• **What the exercise asks**:
Transcribe all of the entries below exactly. Leave out the pictures.

(Source material)

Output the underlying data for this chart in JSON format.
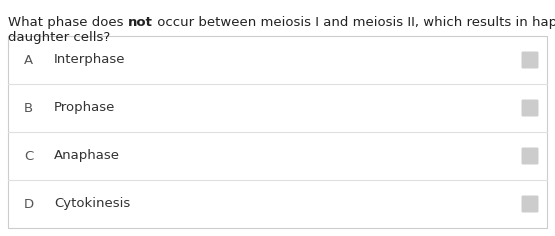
{
  "question_line1_parts": [
    {
      "text": "What phase does ",
      "bold": false
    },
    {
      "text": "not",
      "bold": true
    },
    {
      "text": " occur between meiosis I and meiosis II, which results in haploid",
      "bold": false
    }
  ],
  "question_line2": "daughter cells?",
  "options": [
    {
      "letter": "A",
      "text": "Interphase"
    },
    {
      "letter": "B",
      "text": "Prophase"
    },
    {
      "letter": "C",
      "text": "Anaphase"
    },
    {
      "letter": "D",
      "text": "Cytokinesis"
    }
  ],
  "bg_color": "#ffffff",
  "box_bg": "#ffffff",
  "box_border": "#cccccc",
  "option_divider": "#e0e0e0",
  "letter_color": "#555555",
  "text_color": "#333333",
  "question_color": "#222222",
  "checkbox_color": "#cccccc",
  "font_size_question": 9.5,
  "font_size_option": 9.5
}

(End Source material)

• **Output of the task**:
Output the underlying data for this chart in JSON format.
{
  "question_line1_parts": [
    {
      "text": "What phase does ",
      "bold": false
    },
    {
      "text": "not",
      "bold": true
    },
    {
      "text": " occur between meiosis I and meiosis II, which results in haploid",
      "bold": false
    }
  ],
  "question_line2": "daughter cells?",
  "options": [
    {
      "letter": "A",
      "text": "Interphase"
    },
    {
      "letter": "B",
      "text": "Prophase"
    },
    {
      "letter": "C",
      "text": "Anaphase"
    },
    {
      "letter": "D",
      "text": "Cytokinesis"
    }
  ],
  "bg_color": "#ffffff",
  "box_bg": "#ffffff",
  "box_border": "#cccccc",
  "option_divider": "#e0e0e0",
  "letter_color": "#555555",
  "text_color": "#333333",
  "question_color": "#222222",
  "checkbox_color": "#cccccc",
  "font_size_question": 9.5,
  "font_size_option": 9.5
}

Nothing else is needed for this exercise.